# [REQUIREMENT]
Find and copy lines holding "бледно".

# [SUPPLIED ENTRIES]
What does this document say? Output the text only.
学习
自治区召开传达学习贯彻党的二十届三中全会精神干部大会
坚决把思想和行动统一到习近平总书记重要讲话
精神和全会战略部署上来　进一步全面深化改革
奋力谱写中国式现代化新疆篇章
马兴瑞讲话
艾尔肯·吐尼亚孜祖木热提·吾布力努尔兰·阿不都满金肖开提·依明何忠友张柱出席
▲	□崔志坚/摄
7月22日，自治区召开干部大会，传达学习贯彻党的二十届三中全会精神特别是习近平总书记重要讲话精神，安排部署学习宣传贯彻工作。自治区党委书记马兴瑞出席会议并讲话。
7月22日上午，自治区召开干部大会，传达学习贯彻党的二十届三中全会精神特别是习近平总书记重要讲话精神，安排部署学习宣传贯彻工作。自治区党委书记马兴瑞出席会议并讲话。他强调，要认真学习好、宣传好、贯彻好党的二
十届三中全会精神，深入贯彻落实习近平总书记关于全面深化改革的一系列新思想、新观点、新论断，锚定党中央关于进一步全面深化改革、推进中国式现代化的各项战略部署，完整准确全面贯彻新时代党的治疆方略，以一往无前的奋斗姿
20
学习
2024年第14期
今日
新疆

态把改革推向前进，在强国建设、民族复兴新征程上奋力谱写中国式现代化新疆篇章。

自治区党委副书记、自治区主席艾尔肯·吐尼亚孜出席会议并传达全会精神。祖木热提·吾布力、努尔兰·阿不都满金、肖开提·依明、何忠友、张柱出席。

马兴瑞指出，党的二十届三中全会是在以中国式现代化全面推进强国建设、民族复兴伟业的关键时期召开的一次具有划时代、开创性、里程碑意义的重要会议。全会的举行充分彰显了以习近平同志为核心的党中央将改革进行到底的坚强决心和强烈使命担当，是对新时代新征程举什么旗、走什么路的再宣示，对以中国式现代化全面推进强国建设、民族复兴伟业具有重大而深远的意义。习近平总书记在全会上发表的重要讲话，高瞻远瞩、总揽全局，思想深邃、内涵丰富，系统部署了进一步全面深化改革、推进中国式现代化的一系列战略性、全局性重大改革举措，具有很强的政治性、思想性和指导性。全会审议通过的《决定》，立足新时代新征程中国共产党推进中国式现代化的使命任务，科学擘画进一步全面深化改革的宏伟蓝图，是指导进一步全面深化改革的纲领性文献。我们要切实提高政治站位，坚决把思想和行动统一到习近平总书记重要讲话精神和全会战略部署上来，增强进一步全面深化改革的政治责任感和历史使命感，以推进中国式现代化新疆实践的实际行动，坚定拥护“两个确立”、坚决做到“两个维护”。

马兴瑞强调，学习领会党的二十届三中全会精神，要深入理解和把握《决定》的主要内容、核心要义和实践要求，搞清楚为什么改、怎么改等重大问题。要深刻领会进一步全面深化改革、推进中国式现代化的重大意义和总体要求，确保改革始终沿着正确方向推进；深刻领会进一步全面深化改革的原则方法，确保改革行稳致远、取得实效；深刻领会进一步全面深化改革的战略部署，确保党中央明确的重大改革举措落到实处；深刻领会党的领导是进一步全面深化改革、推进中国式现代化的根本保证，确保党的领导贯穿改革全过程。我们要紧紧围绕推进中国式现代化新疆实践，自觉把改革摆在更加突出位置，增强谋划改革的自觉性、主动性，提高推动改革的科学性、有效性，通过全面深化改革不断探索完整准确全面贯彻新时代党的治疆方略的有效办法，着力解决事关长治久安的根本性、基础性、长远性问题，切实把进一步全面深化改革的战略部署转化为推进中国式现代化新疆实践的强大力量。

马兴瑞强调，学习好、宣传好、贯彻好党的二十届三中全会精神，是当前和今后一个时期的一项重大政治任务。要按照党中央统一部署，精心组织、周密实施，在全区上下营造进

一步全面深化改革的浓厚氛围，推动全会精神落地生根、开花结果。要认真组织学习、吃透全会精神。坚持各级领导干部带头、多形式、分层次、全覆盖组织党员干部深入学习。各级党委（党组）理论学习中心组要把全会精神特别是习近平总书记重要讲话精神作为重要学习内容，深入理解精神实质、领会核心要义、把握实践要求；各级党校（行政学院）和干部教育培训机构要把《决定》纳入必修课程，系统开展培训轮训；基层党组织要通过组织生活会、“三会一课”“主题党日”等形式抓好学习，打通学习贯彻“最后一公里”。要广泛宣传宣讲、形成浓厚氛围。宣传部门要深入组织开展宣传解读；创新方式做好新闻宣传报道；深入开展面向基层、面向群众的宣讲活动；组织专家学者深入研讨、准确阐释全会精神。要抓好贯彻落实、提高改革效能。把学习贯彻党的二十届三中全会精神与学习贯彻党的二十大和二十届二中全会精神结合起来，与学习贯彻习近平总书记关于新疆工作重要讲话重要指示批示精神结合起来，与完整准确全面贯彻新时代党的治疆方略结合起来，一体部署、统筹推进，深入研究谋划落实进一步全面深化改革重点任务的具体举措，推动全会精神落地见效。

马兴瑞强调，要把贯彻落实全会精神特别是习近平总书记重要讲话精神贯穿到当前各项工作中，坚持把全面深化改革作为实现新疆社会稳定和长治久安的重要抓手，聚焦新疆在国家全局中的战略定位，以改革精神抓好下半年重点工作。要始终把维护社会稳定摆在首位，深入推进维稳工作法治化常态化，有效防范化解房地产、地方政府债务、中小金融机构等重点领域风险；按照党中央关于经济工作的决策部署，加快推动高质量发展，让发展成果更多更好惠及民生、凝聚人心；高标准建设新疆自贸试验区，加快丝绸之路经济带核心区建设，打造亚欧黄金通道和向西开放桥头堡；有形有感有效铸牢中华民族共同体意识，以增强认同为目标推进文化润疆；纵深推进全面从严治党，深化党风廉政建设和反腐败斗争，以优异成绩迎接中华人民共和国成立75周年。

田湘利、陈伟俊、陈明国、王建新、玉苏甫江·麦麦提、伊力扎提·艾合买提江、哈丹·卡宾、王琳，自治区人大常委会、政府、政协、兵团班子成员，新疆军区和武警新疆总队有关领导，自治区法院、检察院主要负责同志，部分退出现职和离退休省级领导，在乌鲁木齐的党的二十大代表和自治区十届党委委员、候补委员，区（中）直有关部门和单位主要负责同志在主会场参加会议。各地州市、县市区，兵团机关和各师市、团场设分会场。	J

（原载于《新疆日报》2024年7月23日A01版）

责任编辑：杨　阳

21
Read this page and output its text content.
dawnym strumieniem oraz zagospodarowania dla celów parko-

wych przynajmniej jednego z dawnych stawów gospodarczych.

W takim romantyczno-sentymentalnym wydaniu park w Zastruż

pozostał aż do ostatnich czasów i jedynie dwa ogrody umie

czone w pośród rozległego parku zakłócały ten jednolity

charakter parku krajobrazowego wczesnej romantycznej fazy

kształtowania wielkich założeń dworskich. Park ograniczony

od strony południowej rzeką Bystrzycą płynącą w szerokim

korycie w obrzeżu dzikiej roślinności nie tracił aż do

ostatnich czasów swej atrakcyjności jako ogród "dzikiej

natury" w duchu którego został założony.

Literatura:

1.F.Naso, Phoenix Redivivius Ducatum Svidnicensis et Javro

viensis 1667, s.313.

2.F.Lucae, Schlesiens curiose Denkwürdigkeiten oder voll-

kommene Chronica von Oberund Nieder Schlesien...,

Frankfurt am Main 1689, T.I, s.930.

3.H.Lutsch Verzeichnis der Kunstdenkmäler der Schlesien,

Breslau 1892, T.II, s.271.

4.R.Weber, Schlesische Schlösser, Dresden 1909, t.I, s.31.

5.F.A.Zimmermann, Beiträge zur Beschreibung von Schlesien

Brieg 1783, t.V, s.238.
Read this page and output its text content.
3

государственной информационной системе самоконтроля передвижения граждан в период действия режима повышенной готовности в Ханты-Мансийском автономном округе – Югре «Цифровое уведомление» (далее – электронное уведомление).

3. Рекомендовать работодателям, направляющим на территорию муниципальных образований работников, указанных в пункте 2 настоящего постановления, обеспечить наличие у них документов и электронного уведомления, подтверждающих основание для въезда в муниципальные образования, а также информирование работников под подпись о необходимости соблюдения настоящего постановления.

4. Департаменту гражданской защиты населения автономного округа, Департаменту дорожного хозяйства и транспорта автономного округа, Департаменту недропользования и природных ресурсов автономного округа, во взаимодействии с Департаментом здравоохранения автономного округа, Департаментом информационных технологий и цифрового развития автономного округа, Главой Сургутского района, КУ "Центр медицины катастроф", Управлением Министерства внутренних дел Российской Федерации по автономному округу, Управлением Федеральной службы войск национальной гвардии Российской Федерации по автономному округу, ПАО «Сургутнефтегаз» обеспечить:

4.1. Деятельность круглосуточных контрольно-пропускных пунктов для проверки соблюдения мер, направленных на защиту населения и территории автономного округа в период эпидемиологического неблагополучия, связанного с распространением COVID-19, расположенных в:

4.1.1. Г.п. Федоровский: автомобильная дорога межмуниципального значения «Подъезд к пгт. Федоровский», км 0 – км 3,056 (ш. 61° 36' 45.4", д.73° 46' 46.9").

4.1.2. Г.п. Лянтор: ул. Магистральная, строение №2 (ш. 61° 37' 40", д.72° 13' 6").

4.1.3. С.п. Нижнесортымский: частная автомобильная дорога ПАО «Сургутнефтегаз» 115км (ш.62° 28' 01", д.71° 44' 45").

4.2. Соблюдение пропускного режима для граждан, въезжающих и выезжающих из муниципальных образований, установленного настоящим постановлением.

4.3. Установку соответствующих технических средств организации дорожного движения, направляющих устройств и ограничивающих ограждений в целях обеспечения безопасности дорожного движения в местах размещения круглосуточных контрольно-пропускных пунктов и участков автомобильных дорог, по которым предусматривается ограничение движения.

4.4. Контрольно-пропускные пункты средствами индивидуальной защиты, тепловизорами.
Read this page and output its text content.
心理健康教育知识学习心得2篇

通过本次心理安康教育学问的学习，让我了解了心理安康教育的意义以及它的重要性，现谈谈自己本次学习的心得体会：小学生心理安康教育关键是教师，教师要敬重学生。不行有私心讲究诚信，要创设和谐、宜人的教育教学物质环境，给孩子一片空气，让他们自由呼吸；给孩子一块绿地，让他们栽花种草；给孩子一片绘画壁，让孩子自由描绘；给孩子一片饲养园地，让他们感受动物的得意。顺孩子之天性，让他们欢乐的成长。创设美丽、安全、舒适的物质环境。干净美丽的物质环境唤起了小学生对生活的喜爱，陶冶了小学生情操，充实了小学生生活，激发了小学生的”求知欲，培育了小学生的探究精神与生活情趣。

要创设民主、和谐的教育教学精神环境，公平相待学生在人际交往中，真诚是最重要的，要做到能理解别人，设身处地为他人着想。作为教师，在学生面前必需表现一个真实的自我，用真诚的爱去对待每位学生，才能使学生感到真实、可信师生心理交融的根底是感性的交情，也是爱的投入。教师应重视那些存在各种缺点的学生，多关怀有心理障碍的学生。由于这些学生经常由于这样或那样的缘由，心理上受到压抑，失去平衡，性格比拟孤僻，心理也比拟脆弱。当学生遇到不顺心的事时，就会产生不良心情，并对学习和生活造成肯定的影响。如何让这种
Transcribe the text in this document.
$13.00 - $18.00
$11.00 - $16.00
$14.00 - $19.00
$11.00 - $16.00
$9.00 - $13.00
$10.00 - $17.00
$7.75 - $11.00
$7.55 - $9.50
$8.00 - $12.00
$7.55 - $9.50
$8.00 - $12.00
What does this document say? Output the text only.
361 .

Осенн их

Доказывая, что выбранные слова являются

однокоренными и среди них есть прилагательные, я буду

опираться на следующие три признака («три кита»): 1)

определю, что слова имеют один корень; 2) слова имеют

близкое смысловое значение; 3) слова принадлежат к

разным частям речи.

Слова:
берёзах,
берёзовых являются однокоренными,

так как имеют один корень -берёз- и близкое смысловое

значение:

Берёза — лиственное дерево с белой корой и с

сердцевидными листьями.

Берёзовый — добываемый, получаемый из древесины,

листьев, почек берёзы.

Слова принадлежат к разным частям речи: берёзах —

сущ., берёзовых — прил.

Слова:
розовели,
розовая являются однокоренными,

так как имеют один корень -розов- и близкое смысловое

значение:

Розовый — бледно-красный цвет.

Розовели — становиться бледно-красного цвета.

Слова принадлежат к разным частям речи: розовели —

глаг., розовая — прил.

# [EXERCISE SOLUTION]
Розовый — бледно-красный цвет.
Розовели — становиться бледно-красного цвета.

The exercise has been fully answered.